- _Raw data_
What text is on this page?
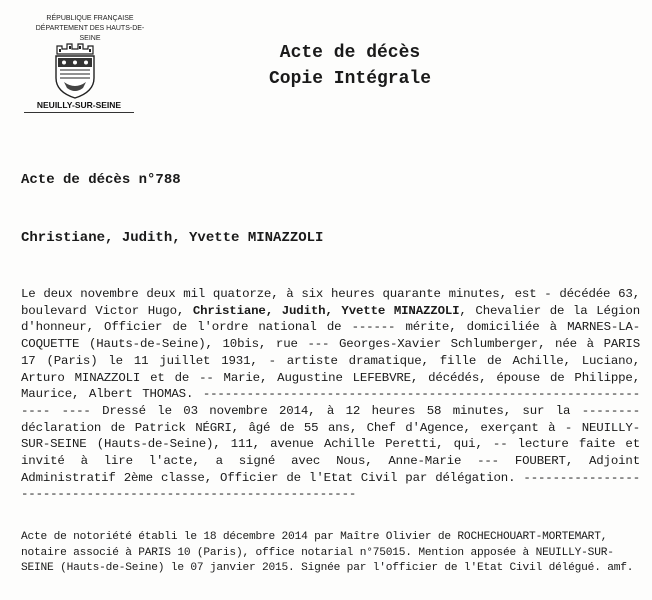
RÉPUBLIQUE FRANÇAISE
DÉPARTEMENT DES HAUTS-DE-SEINE
NEUILLY-SUR-SEINE
Acte de décès
Copie Intégrale
Acte de décès n°788
Christiane, Judith, Yvette MINAZZOLI
Le deux novembre deux mil quatorze, à six heures quarante minutes, est - décédée 63, boulevard Victor Hugo, Christiane, Judith, Yvette MINAZZOLI, Chevalier de la Légion d'honneur, Officier de l'ordre national de ------ mérite, domiciliée à MARNES-LA-COQUETTE (Hauts-de-Seine), 10bis, rue --- Georges-Xavier Schlumberger, née à PARIS 17 (Paris) le 11 juillet 1931, - artiste dramatique, fille de Achille, Luciano, Arturo MINAZZOLI et de -- Marie, Augustine LEFEBVRE, décédés, épouse de Philippe, Maurice, Albert THOMAS. ---------------------------------------------------------------- ---- Dressé le 03 novembre 2014, à 12 heures 58 minutes, sur la -------- déclaration de Patrick NÉGRI, âgé de 55 ans, Chef d'Agence, exerçant à - NEUILLY-SUR-SEINE (Hauts-de-Seine), 111, avenue Achille Peretti, qui, -- lecture faite et invité à lire l'acte, a signé avec Nous, Anne-Marie --- FOUBERT, Adjoint Administratif 2ème classe, Officier de l'Etat Civil par délégation. --------------------------------------------------------------
Acte de notoriété établi le 18 décembre 2014 par Maître Olivier de ROCHECHOUART-MORTEMART, notaire associé à PARIS 10 (Paris), office notarial n°75015. Mention apposée à NEUILLY-SUR-SEINE (Hauts-de-Seine) le 07 janvier 2015. Signée par l'officier de l'Etat Civil délégué. amf.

- _Required task_
Write out the whole listing again, exactly, with no pictures.

- _Answer_
What text is on this page?
RÉPUBLIQUE FRANÇAISE
DÉPARTEMENT DES HAUTS-DE-SEINE
NEUILLY-SUR-SEINE
Acte de décès
Copie Intégrale
Acte de décès n°788
Christiane, Judith, Yvette MINAZZOLI
Le deux novembre deux mil quatorze, à six heures quarante minutes, est - décédée 63, boulevard Victor Hugo, Christiane, Judith, Yvette MINAZZOLI, Chevalier de la Légion d'honneur, Officier de l'ordre national de ------ mérite, domiciliée à MARNES-LA-COQUETTE (Hauts-de-Seine), 10bis, rue --- Georges-Xavier Schlumberger, née à PARIS 17 (Paris) le 11 juillet 1931, - artiste dramatique, fille de Achille, Luciano, Arturo MINAZZOLI et de -- Marie, Augustine LEFEBVRE, décédés, épouse de Philippe, Maurice, Albert THOMAS. ---------------------------------------------------------------- ---- Dressé le 03 novembre 2014, à 12 heures 58 minutes, sur la -------- déclaration de Patrick NÉGRI, âgé de 55 ans, Chef d'Agence, exerçant à - NEUILLY-SUR-SEINE (Hauts-de-Seine), 111, avenue Achille Peretti, qui, -- lecture faite et invité à lire l'acte, a signé avec Nous, Anne-Marie --- FOUBERT, Adjoint Administratif 2ème classe, Officier de l'Etat Civil par délégation. --------------------------------------------------------------
Acte de notoriété établi le 18 décembre 2014 par Maître Olivier de ROCHECHOUART-MORTEMART, notaire associé à PARIS 10 (Paris), office notarial n°75015. Mention apposée à NEUILLY-SUR-SEINE (Hauts-de-Seine) le 07 janvier 2015. Signée par l'officier de l'Etat Civil délégué. amf.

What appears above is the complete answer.